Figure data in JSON
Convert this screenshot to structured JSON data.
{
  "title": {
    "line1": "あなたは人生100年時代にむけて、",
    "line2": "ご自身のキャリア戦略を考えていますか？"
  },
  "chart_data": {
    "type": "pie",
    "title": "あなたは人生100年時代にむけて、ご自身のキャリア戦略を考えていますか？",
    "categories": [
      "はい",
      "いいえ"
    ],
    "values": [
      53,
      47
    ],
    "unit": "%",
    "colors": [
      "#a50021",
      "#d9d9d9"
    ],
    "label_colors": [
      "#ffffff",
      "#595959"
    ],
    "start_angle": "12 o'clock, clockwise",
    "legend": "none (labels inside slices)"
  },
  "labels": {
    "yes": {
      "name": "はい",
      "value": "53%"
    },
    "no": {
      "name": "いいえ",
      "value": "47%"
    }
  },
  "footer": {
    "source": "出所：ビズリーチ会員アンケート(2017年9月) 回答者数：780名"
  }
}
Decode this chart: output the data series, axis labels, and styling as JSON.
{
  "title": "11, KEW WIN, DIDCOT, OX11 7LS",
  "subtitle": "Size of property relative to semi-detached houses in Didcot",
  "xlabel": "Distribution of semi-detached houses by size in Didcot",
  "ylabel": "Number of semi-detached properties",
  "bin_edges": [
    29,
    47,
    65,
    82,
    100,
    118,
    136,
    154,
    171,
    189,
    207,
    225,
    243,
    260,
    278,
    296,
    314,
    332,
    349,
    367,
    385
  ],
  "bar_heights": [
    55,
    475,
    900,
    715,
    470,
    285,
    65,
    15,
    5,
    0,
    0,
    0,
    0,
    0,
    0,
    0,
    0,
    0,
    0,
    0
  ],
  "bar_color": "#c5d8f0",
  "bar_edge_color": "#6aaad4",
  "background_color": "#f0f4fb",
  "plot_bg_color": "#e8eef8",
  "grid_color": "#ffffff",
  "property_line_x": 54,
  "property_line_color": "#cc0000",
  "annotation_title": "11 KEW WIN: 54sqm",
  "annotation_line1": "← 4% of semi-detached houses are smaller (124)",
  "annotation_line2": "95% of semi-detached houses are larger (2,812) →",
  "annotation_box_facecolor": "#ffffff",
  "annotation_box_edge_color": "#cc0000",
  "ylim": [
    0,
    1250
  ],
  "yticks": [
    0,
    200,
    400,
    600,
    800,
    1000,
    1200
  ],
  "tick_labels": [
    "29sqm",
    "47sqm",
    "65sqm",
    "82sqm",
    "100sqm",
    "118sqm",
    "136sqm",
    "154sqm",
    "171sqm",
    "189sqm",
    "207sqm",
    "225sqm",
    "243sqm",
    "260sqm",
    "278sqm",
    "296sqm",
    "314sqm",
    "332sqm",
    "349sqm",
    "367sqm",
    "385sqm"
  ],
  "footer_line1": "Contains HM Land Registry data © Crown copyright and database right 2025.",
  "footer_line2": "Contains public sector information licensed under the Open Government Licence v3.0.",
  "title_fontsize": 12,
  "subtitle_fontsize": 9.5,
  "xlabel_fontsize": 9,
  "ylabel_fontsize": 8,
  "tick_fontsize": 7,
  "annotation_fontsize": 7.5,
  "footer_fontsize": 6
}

• **WHAT IS REQUIRED**:
Out of the records, collect only those lines that contain the string "houses".

• **SOLVED EXERCISE**:
  "subtitle": "Size of property relative to semi-detached houses in Didcot",
  "xlabel": "Distribution of semi-detached houses by size in Didcot",
  "annotation_line1": "← 4% of semi-detached houses are smaller (124)",
  "annotation_line2": "95% of semi-detached houses are larger (2,812) →",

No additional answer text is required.